• [THE TASK] Copy each line of the entries beneath that contains the word "Memory".

======== WORKING DATA ========

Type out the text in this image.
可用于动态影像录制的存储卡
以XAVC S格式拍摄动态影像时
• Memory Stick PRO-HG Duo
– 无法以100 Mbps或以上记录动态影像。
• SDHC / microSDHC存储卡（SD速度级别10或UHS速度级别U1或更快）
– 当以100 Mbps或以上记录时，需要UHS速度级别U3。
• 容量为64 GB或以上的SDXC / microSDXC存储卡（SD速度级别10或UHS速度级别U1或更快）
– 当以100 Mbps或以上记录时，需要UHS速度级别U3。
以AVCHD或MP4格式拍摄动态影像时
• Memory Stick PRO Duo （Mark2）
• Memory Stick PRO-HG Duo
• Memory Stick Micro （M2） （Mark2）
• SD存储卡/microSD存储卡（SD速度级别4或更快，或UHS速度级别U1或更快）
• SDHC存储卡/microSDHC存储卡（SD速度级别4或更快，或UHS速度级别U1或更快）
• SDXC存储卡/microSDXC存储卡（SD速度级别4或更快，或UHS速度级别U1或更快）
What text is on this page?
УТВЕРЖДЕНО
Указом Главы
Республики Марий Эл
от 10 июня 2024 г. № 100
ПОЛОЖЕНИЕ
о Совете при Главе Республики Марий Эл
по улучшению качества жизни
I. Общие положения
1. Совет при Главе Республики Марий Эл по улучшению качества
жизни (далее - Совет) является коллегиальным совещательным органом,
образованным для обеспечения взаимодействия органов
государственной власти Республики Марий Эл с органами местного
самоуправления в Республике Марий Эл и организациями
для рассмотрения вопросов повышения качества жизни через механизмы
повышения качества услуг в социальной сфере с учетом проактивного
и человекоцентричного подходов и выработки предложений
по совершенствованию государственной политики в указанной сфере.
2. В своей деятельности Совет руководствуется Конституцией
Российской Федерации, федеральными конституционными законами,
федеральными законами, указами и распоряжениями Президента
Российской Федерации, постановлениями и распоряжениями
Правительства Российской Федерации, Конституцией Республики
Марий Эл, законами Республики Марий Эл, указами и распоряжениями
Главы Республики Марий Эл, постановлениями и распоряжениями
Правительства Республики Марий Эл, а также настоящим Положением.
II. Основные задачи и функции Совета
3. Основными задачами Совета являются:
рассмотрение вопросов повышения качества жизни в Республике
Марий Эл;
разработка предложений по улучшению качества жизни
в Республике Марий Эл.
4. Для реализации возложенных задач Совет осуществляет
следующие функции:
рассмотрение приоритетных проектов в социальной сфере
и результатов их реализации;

========
======== WORKING DATA ========

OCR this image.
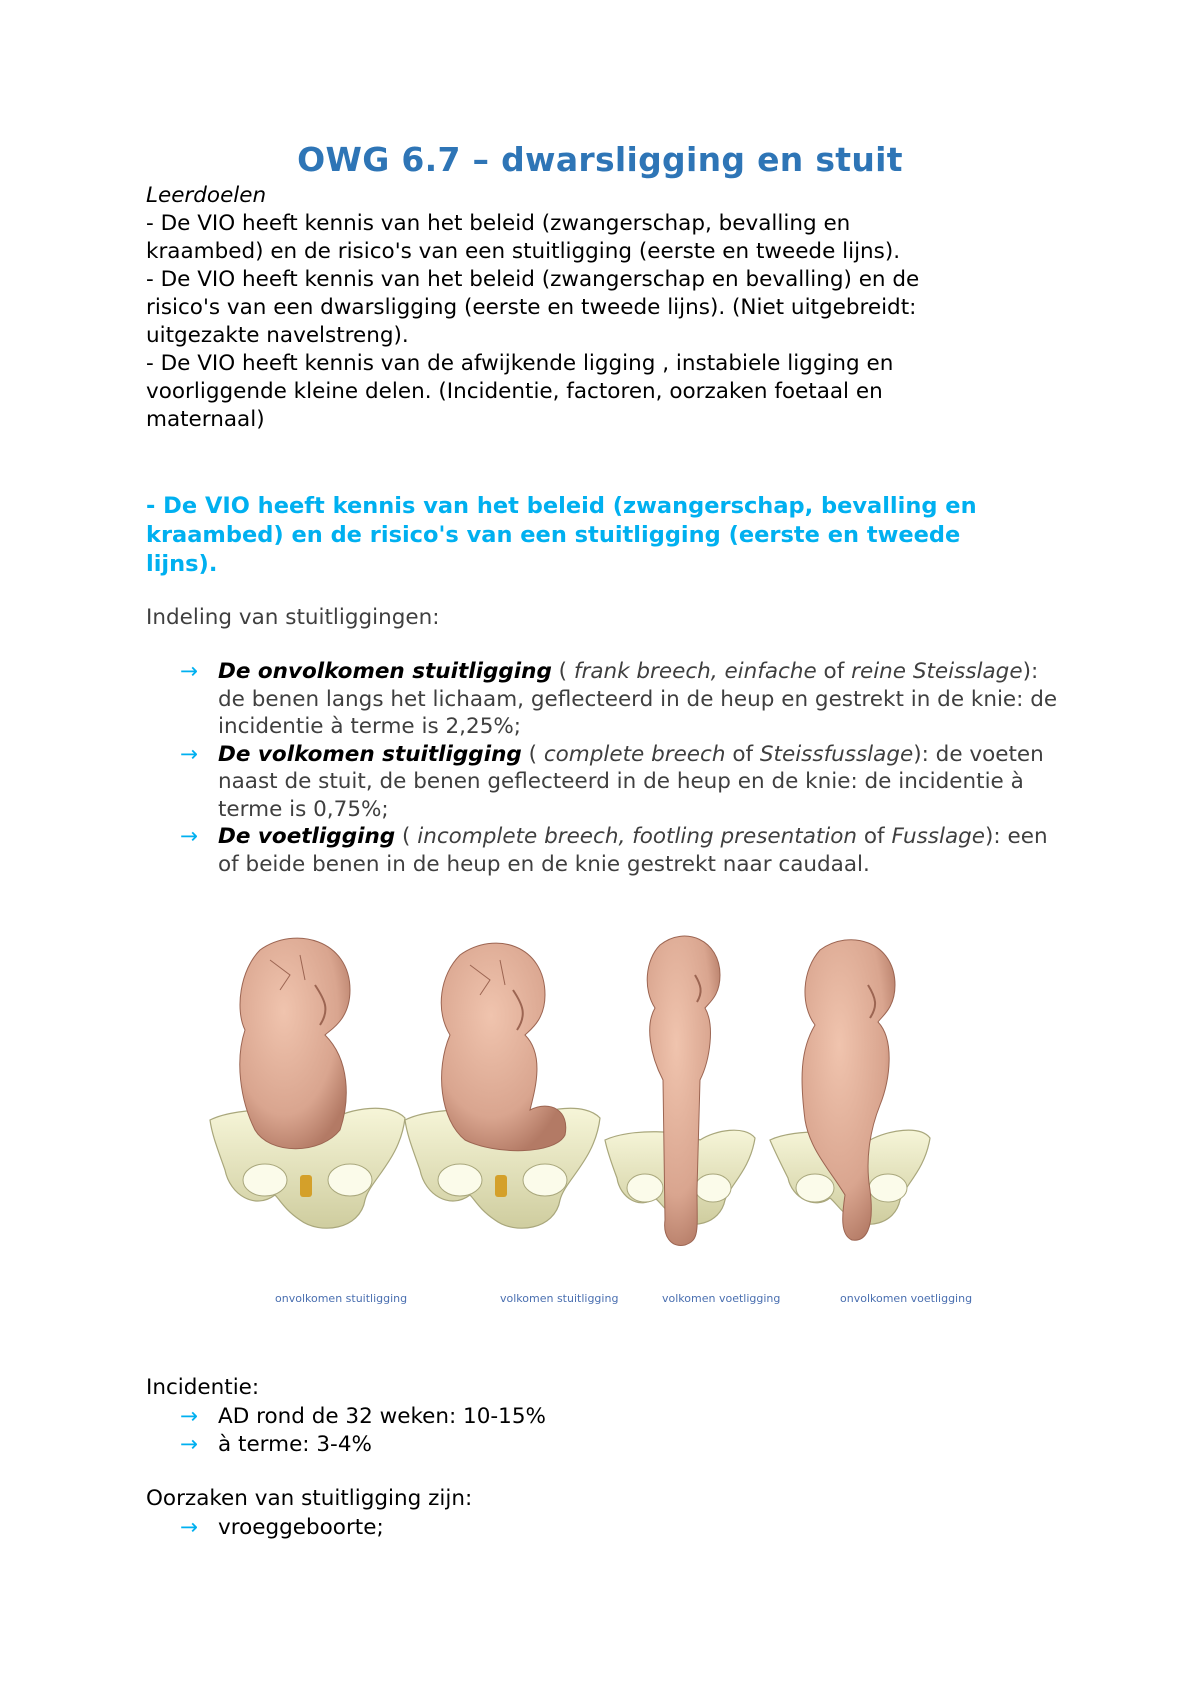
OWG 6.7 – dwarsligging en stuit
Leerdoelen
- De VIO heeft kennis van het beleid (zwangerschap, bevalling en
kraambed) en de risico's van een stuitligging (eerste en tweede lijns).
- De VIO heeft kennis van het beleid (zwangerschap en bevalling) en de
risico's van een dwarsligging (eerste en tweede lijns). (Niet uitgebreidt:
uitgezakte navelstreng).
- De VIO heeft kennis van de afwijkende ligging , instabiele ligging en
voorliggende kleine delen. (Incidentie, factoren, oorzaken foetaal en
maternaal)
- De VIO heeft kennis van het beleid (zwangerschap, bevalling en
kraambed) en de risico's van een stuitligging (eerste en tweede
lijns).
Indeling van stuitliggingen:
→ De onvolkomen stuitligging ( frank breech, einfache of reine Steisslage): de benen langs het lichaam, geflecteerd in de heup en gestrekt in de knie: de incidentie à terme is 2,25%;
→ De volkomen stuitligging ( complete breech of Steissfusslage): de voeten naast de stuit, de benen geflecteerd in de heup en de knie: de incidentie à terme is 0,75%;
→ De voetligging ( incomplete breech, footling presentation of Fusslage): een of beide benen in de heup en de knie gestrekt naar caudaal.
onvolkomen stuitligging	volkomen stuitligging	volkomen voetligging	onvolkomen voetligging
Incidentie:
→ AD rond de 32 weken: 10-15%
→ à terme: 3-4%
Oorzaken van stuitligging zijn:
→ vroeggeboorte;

========
======== WORKING DATA ========

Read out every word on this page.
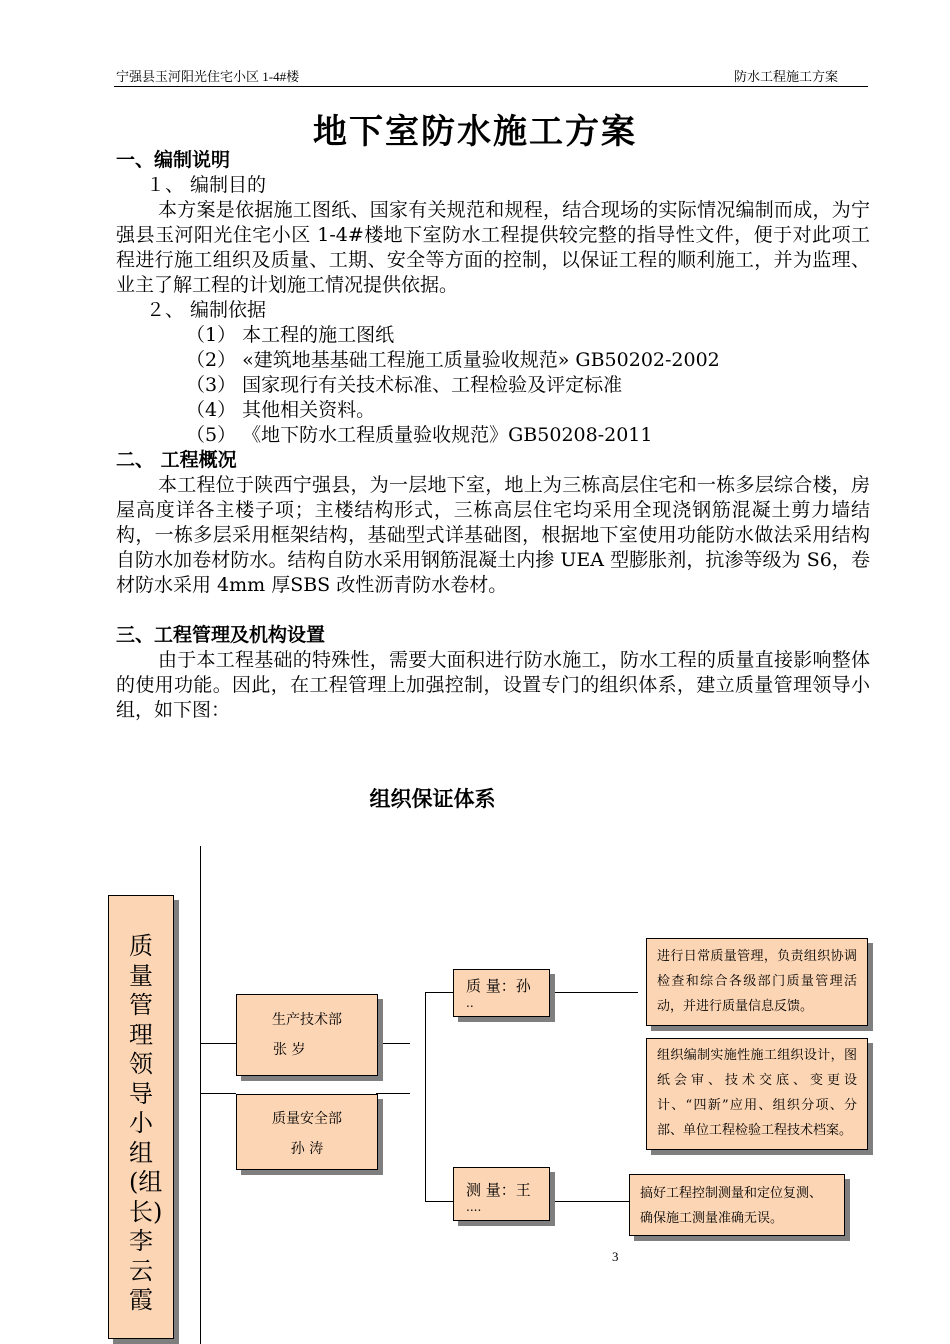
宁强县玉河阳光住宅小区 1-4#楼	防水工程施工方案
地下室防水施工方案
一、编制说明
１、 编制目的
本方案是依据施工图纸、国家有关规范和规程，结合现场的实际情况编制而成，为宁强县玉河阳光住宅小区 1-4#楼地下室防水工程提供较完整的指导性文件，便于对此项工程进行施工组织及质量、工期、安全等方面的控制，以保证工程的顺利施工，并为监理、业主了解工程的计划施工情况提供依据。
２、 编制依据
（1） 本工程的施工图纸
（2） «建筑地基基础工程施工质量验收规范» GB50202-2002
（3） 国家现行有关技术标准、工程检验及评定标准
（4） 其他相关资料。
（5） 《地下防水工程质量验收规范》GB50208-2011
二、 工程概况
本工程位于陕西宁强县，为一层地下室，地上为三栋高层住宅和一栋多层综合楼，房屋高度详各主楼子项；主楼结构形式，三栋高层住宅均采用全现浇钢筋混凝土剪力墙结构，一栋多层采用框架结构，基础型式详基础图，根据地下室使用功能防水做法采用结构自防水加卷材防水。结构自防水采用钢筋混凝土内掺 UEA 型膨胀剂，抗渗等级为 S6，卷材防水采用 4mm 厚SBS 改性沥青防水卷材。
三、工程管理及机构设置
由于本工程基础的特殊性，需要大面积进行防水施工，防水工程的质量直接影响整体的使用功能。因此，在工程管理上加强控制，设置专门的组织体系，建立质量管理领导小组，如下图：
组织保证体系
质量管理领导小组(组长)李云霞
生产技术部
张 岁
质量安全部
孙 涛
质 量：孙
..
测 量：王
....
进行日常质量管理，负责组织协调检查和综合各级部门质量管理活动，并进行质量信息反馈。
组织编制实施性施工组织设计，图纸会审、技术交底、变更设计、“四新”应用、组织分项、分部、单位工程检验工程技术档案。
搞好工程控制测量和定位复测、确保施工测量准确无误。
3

========

• [SOLUTION]
• Memory Stick PRO-HG Duo
• Memory Stick PRO Duo （Mark2）
• Memory Stick PRO-HG Duo
• Memory Stick Micro （M2） （Mark2）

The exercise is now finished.